Stored data:
____________

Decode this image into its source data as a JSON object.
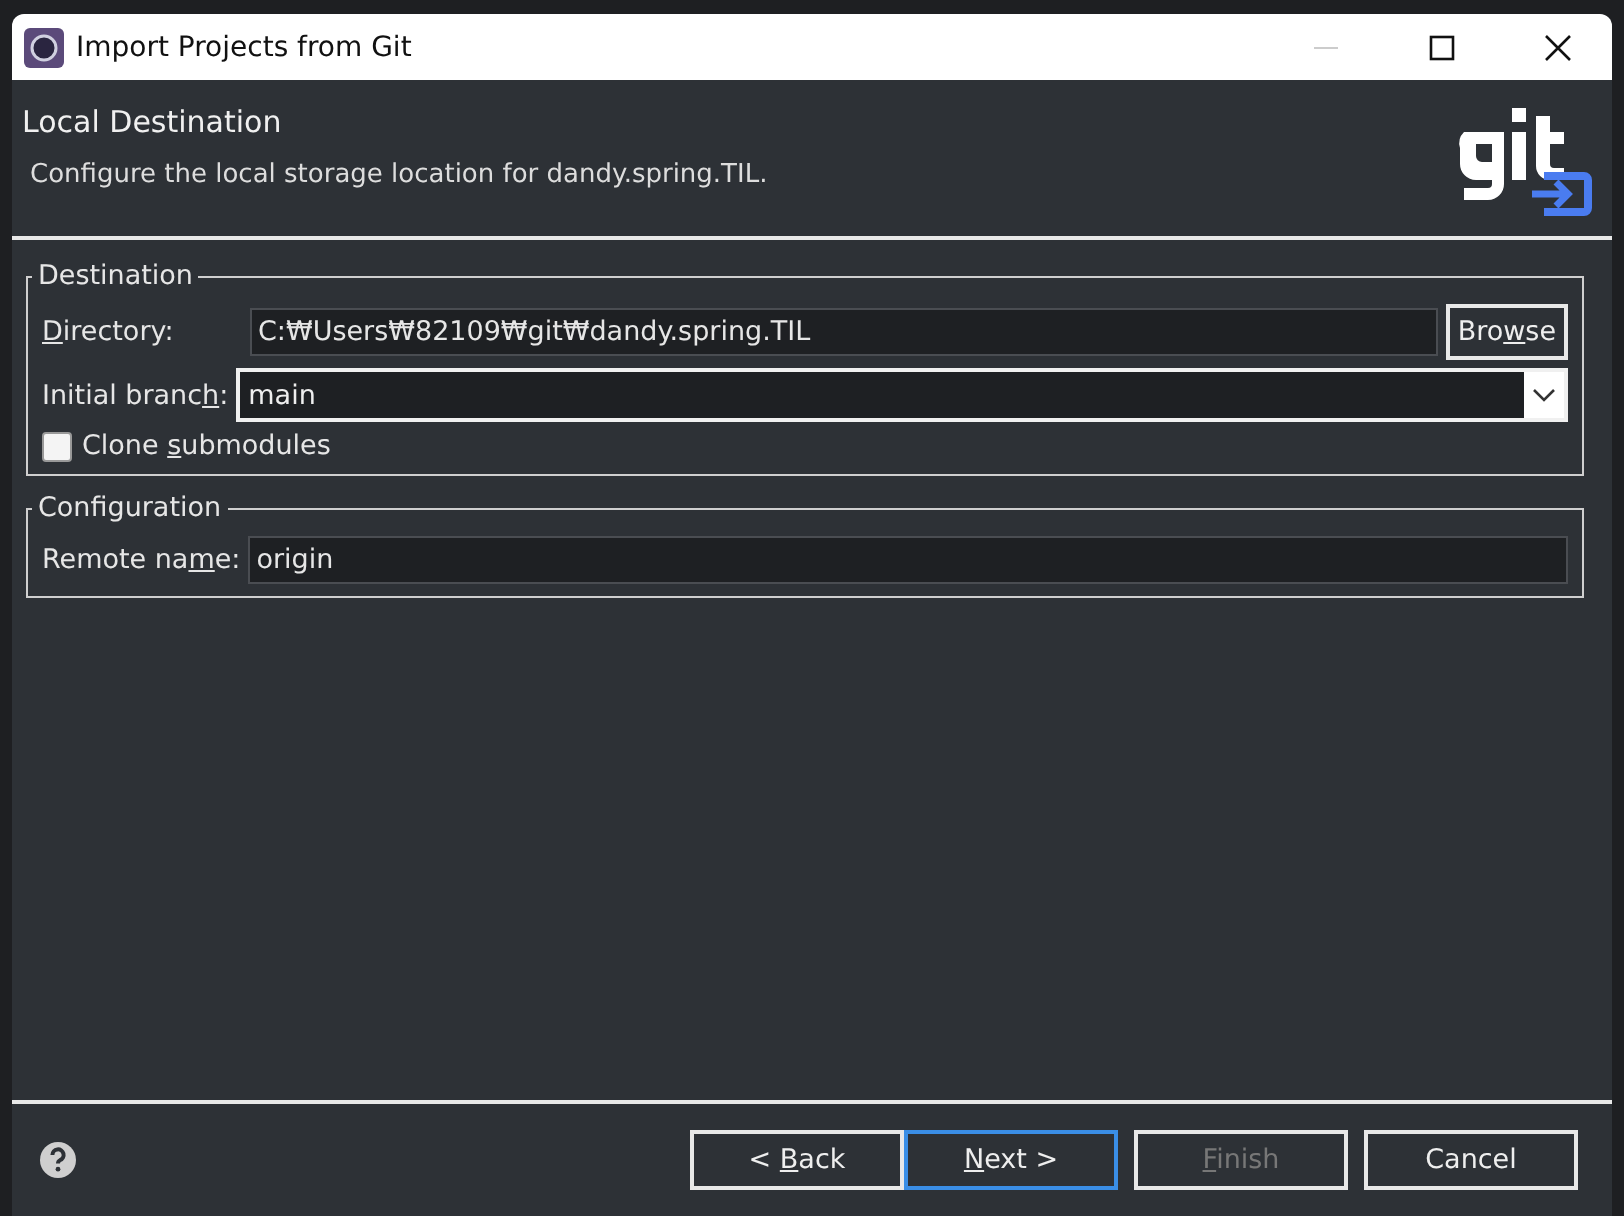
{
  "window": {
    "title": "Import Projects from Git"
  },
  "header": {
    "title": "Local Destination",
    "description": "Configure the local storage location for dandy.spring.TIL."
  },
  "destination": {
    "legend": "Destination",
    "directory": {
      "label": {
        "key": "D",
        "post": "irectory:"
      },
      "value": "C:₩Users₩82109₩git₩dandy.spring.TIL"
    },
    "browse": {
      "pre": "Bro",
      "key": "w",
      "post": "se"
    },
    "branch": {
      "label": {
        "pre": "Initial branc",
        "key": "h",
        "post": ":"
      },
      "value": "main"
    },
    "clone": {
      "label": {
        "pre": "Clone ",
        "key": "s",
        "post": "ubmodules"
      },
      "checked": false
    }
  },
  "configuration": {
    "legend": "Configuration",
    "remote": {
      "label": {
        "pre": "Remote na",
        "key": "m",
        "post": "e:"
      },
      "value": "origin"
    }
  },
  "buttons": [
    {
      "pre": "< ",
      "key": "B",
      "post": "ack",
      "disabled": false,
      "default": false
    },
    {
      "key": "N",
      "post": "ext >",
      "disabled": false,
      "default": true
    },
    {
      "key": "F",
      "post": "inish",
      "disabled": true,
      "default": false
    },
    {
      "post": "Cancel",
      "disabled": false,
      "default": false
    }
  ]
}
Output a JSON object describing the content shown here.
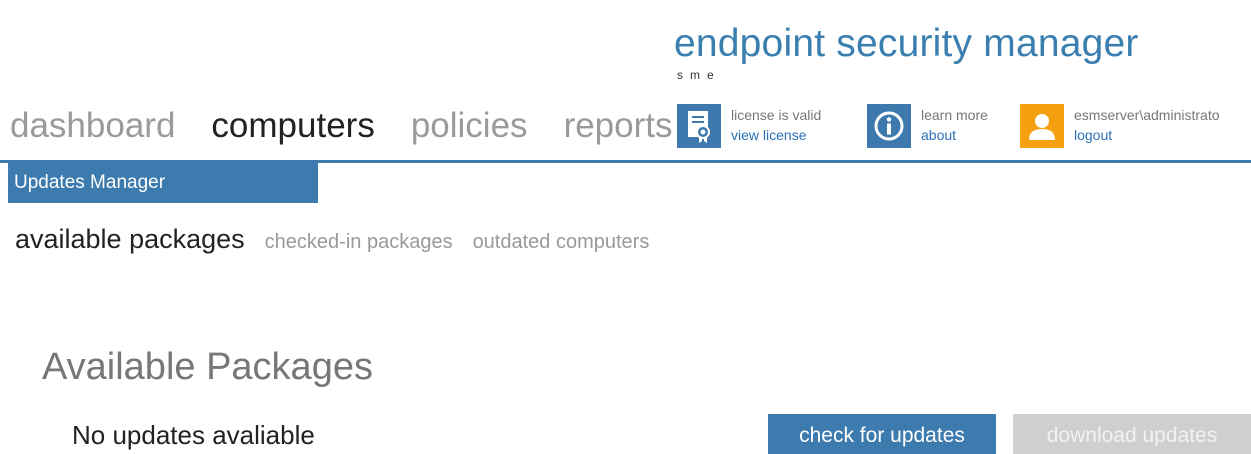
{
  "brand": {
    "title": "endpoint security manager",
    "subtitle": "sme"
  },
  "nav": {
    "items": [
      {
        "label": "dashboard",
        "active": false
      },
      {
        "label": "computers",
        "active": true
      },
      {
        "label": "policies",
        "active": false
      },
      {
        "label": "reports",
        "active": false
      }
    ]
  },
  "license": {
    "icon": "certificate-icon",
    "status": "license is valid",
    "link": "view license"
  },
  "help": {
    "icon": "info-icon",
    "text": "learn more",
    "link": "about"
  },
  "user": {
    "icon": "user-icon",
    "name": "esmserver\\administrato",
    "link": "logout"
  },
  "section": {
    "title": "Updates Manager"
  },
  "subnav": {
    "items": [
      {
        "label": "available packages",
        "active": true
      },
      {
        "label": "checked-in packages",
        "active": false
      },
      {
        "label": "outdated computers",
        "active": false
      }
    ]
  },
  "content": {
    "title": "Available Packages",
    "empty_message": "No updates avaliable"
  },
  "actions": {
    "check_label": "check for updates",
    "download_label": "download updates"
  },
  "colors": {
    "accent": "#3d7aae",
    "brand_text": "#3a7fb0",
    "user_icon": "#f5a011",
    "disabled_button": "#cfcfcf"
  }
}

____________

# [Exercise task]
Except for the pictures, give all the material above again verbatim.

# [Correct result]
Decode this image into its source data as a JSON object.
{
  "window": {
    "title": "Import Projects from Git"
  },
  "header": {
    "title": "Local Destination",
    "description": "Configure the local storage location for dandy.spring.TIL."
  },
  "destination": {
    "legend": "Destination",
    "directory": {
      "label": {
        "key": "D",
        "post": "irectory:"
      },
      "value": "C:₩Users₩82109₩git₩dandy.spring.TIL"
    },
    "browse": {
      "pre": "Bro",
      "key": "w",
      "post": "se"
    },
    "branch": {
      "label": {
        "pre": "Initial branc",
        "key": "h",
        "post": ":"
      },
      "value": "main"
    },
    "clone": {
      "label": {
        "pre": "Clone ",
        "key": "s",
        "post": "ubmodules"
      },
      "checked": false
    }
  },
  "configuration": {
    "legend": "Configuration",
    "remote": {
      "label": {
        "pre": "Remote na",
        "key": "m",
        "post": "e:"
      },
      "value": "origin"
    }
  },
  "buttons": [
    {
      "pre": "< ",
      "key": "B",
      "post": "ack",
      "disabled": false,
      "default": false
    },
    {
      "key": "N",
      "post": "ext >",
      "disabled": false,
      "default": true
    },
    {
      "key": "F",
      "post": "inish",
      "disabled": true,
      "default": false
    },
    {
      "post": "Cancel",
      "disabled": false,
      "default": false
    }
  ]
}
Output a JSON object describing the content shown here.
{
  "brand": {
    "title": "endpoint security manager",
    "subtitle": "sme"
  },
  "nav": {
    "items": [
      {
        "label": "dashboard",
        "active": false
      },
      {
        "label": "computers",
        "active": true
      },
      {
        "label": "policies",
        "active": false
      },
      {
        "label": "reports",
        "active": false
      }
    ]
  },
  "license": {
    "icon": "certificate-icon",
    "status": "license is valid",
    "link": "view license"
  },
  "help": {
    "icon": "info-icon",
    "text": "learn more",
    "link": "about"
  },
  "user": {
    "icon": "user-icon",
    "name": "esmserver\\administrato",
    "link": "logout"
  },
  "section": {
    "title": "Updates Manager"
  },
  "subnav": {
    "items": [
      {
        "label": "available packages",
        "active": true
      },
      {
        "label": "checked-in packages",
        "active": false
      },
      {
        "label": "outdated computers",
        "active": false
      }
    ]
  },
  "content": {
    "title": "Available Packages",
    "empty_message": "No updates avaliable"
  },
  "actions": {
    "check_label": "check for updates",
    "download_label": "download updates"
  },
  "colors": {
    "accent": "#3d7aae",
    "brand_text": "#3a7fb0",
    "user_icon": "#f5a011",
    "disabled_button": "#cfcfcf"
  }
}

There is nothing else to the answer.